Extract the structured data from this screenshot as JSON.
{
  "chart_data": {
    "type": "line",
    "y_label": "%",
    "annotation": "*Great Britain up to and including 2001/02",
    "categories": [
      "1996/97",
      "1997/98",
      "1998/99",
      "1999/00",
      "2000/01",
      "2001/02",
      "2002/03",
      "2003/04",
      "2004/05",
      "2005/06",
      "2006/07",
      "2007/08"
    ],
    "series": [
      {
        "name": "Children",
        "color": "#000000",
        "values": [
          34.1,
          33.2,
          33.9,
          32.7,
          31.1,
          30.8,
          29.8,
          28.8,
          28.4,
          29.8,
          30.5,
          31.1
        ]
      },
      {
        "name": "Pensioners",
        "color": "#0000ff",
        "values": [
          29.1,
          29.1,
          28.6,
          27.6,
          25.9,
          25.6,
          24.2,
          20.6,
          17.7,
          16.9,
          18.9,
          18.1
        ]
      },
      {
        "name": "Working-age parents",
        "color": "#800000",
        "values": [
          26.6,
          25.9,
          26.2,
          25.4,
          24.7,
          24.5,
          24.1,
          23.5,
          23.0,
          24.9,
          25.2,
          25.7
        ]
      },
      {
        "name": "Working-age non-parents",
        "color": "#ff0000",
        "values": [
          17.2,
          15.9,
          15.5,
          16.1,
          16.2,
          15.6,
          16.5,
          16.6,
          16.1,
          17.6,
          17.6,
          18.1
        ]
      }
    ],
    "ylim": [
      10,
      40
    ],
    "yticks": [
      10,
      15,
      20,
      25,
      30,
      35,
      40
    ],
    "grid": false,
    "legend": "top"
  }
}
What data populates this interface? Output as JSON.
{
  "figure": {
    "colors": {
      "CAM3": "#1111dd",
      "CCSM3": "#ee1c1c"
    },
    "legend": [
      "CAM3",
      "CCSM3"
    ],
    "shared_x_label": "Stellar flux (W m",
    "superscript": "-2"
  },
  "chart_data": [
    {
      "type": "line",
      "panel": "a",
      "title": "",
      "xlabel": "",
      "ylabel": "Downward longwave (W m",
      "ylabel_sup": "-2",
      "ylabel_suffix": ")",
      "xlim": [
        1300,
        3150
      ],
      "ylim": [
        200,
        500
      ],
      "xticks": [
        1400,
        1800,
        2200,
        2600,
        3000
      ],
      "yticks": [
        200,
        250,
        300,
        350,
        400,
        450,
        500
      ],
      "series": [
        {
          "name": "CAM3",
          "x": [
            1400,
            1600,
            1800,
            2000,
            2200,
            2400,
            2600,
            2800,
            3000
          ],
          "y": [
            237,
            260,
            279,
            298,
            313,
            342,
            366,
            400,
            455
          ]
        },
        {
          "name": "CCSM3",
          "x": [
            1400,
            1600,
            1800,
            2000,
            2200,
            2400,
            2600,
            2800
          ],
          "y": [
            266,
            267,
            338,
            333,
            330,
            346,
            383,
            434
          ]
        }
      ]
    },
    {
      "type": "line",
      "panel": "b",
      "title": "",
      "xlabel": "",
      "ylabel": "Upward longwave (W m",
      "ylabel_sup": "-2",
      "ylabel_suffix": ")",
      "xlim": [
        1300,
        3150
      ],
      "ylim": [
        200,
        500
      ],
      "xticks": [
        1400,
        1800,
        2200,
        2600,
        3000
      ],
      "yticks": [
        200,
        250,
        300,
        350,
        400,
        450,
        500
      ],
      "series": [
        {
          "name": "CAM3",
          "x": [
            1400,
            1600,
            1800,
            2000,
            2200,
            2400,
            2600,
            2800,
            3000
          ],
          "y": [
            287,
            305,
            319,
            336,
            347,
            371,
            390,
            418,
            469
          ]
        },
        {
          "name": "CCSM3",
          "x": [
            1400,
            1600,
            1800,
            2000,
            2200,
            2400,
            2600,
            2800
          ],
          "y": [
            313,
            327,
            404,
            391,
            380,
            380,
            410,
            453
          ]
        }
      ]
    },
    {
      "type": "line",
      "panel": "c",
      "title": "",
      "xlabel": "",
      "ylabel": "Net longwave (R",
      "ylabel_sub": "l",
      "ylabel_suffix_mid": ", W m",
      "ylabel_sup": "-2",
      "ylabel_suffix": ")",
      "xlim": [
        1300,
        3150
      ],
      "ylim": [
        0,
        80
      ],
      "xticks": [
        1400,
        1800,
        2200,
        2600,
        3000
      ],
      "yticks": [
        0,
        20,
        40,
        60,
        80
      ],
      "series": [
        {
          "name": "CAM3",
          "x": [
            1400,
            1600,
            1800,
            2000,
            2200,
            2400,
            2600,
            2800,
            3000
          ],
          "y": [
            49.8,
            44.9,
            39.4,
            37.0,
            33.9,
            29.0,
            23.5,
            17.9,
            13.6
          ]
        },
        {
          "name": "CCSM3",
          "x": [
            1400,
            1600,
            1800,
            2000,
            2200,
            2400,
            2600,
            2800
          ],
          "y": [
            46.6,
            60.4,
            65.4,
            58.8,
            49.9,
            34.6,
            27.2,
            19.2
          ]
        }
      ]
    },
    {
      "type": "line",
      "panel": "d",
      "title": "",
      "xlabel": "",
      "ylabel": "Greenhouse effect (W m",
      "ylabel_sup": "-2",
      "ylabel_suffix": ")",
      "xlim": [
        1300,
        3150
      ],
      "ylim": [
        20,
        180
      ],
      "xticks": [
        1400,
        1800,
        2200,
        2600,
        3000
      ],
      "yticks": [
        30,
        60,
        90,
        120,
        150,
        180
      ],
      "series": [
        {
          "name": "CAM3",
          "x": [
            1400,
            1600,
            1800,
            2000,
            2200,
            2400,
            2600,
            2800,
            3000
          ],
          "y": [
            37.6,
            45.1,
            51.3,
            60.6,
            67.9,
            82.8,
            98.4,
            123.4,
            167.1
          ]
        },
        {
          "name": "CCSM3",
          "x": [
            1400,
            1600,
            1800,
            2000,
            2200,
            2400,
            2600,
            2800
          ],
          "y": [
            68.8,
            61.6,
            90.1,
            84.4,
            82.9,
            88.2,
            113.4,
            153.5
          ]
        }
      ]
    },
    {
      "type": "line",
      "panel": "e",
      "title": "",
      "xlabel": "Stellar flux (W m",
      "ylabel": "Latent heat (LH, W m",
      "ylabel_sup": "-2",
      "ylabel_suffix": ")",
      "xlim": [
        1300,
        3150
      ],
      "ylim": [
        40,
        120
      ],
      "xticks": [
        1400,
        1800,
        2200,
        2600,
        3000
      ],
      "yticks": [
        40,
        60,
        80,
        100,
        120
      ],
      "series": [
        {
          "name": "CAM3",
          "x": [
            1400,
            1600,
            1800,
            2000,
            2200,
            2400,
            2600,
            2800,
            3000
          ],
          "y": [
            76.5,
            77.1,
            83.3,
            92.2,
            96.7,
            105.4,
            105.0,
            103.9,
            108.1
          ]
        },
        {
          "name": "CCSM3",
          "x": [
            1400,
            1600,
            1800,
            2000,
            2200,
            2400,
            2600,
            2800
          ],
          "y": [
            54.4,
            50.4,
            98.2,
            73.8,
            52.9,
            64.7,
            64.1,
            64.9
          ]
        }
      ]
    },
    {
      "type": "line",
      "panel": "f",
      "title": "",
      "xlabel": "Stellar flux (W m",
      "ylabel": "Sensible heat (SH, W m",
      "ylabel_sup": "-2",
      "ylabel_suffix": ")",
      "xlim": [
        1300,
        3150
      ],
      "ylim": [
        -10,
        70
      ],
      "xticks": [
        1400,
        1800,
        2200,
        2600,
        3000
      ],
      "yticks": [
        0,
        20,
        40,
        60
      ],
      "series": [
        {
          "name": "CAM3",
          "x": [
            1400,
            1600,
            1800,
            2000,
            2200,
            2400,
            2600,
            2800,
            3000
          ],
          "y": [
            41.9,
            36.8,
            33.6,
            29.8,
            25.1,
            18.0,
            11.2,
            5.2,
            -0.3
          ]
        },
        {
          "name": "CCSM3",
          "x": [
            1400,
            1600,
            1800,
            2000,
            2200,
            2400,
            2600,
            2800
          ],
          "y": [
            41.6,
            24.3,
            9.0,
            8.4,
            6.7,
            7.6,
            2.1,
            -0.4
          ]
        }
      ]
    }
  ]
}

○ ○ ○ ○ ○ ○ ○

### WHAT YOU NEED TO DO
Return each line of the listing that holds the string "longwave".

### EXERCISE SOLUTION
      "ylabel": "Downward longwave (W m",
      "ylabel": "Upward longwave (W m",
      "ylabel": "Net longwave (R",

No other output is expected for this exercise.